* OBJECTIVE:
Any picture among the records should be left out, please; retype the rest exactly.

* RECORD SET:
= = = = =

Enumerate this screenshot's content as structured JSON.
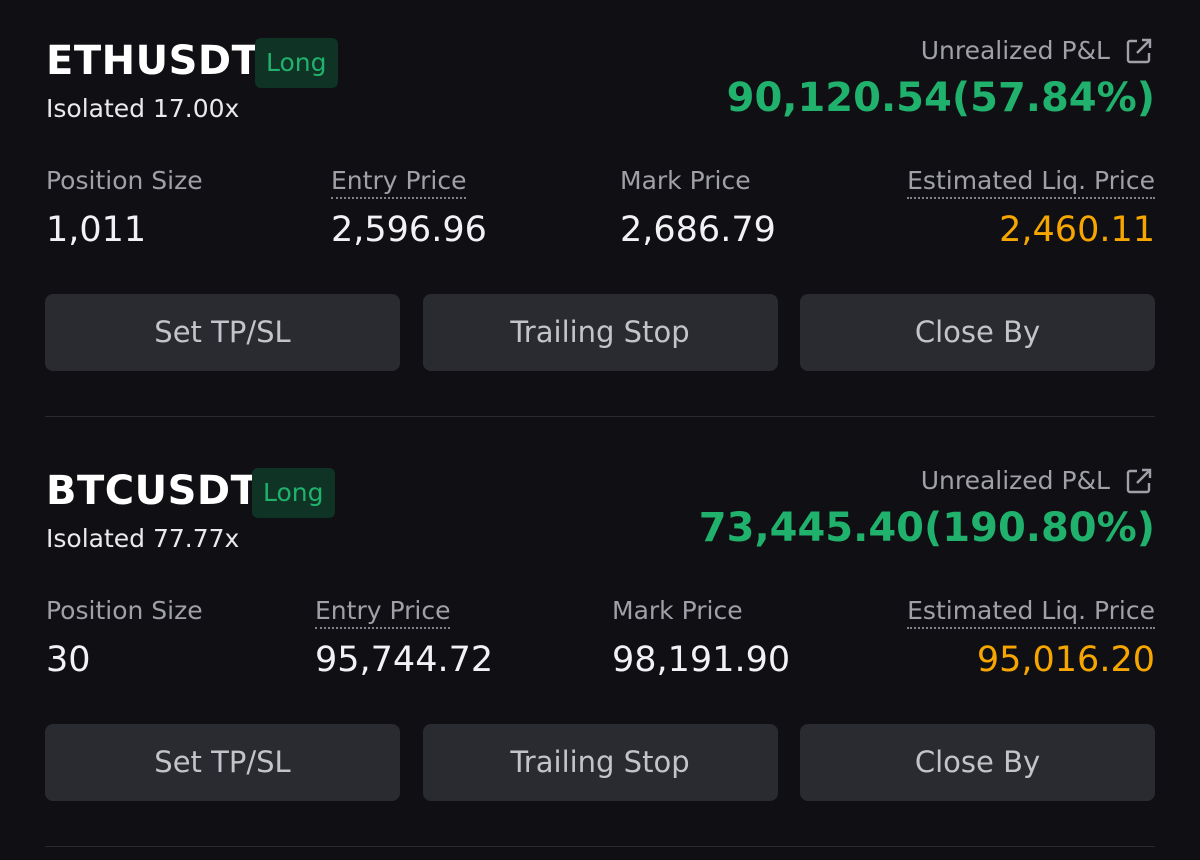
{
  "positions": [
    {
      "symbol": "ETHUSDT",
      "side": "Long",
      "margin": "Isolated 17.00x",
      "pnl_label": "Unrealized P&L",
      "pnl": "90,120.54(57.84%)",
      "fields": [
        {
          "label": "Position Size",
          "value": "1,011"
        },
        {
          "label": "Entry Price",
          "value": "2,596.96"
        },
        {
          "label": "Mark Price",
          "value": "2,686.79"
        },
        {
          "label": "Estimated Liq. Price",
          "value": "2,460.11"
        }
      ],
      "buttons": [
        "Set TP/SL",
        "Trailing Stop",
        "Close By"
      ]
    },
    {
      "symbol": "BTCUSDT",
      "side": "Long",
      "margin": "Isolated 77.77x",
      "pnl_label": "Unrealized P&L",
      "pnl": "73,445.40(190.80%)",
      "fields": [
        {
          "label": "Position Size",
          "value": "30"
        },
        {
          "label": "Entry Price",
          "value": "95,744.72"
        },
        {
          "label": "Mark Price",
          "value": "98,191.90"
        },
        {
          "label": "Estimated Liq. Price",
          "value": "95,016.20"
        }
      ],
      "buttons": [
        "Set TP/SL",
        "Trailing Stop",
        "Close By"
      ]
    }
  ]
}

= = = = =

* SOLUTION:
Enumerate this screenshot's content as structured JSON.
{
  "positions": [
    {
      "symbol": "ETHUSDT",
      "side": "Long",
      "margin": "Isolated 17.00x",
      "pnl_label": "Unrealized P&L",
      "pnl": "90,120.54(57.84%)",
      "fields": [
        {
          "label": "Position Size",
          "value": "1,011"
        },
        {
          "label": "Entry Price",
          "value": "2,596.96"
        },
        {
          "label": "Mark Price",
          "value": "2,686.79"
        },
        {
          "label": "Estimated Liq. Price",
          "value": "2,460.11"
        }
      ],
      "buttons": [
        "Set TP/SL",
        "Trailing Stop",
        "Close By"
      ]
    },
    {
      "symbol": "BTCUSDT",
      "side": "Long",
      "margin": "Isolated 77.77x",
      "pnl_label": "Unrealized P&L",
      "pnl": "73,445.40(190.80%)",
      "fields": [
        {
          "label": "Position Size",
          "value": "30"
        },
        {
          "label": "Entry Price",
          "value": "95,744.72"
        },
        {
          "label": "Mark Price",
          "value": "98,191.90"
        },
        {
          "label": "Estimated Liq. Price",
          "value": "95,016.20"
        }
      ],
      "buttons": [
        "Set TP/SL",
        "Trailing Stop",
        "Close By"
      ]
    }
  ]
}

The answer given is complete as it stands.